> WHAT IS ASKED
- a) In the work-life balance piece, what does the executive say is a major contributor to work life balance?
- b) Continue the work-life balance piece from its final sentence.

When our personal life gets out of control many of us prefer to bury the burden instead of blaming our loved ones. But when the work gets nasty we know who’s responsible – the boss. But is it really that simple? To answer this question Fit in The Office invited an experienced international executive who managed thousands of people during his career. 

When I was first asked to contribute to Julia’a Fit in The Office project, I didn’t really understand what I could offer.

To put a little context to this, I am probably what everybody doesn’t want to be – a 53-year-old overweight single male in a management position. I could talk for days about business, but what can I possibly know about health, fitness and balance?

It wasn’t until I was sharing a bottle of champagne with a friend a couple of weeks ago where I started to understand what it was all about. As a leader, I influence moods and plans of people on a regular basis and that potentially has a huge impact on their life balance.

But that is not all of it: it would be too easy to say that ones manager is a key driver of ones life balance. All people are different, and balance comes in different forms and doses and there is no set formula that would be guaranteed to work 100% of the time. And in order to manage things we need at least to set some common rules and clarity.

So what is a major contributor to work life balance?

I think it is culture. You have the culture of a given country or region or even company and your views on balance will be formed accordingly.

> DATASET CONTENT
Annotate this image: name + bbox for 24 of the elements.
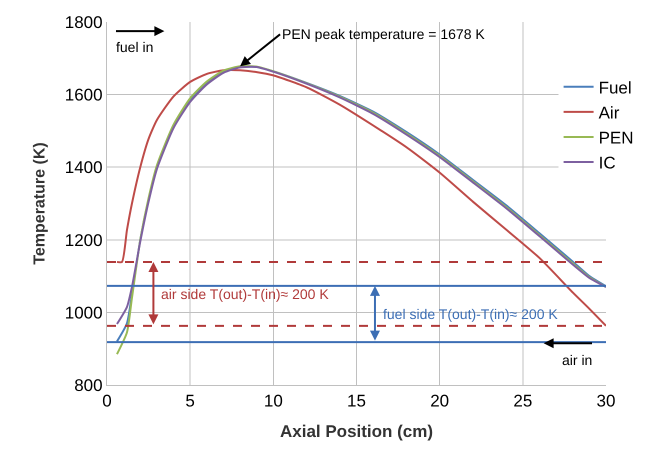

> IN RESPONSE
- a) Culture.

- b)
Take Sweden for example, they have more of a “life/sometimes work balance” as part of their social fabric, and getting angry or staying till late at work seemed to be some sort of crime. Actually, for me it provided some much needed exercise just dodging the super-fast flow of people racing out the door at 4 pm.

Compare that culture to say that of a lot of the USA corporates where you are judged more by how many hours you are physically in the office rather than the quantity or quality of output you have as an employee.

Clearly two cultures will not have a same definition of balance.

However, if you are still convinced that it is your boss that sabotages your life’s harmony I would like to give you a piece of advice.

Regardless of culture keep in mind these 3 things to help you create a favorable working environment:

  1. Every boss is a human with flaws, strengths and weaknesses. And just like you he is also seeking work-life balance in his own way.
  2. Every boss has a boss.  In life, everyone is answerable to someone else – no exception. Keep in mind that many things that your boss “pushes” on you were pushed on her/him.
  3. There is no such thing as “common sense”. If it were common, we wouldn’t get ourselves into some tricky circumstances. So don’t assume that your boss knows all about your needs just because it is obvious to you.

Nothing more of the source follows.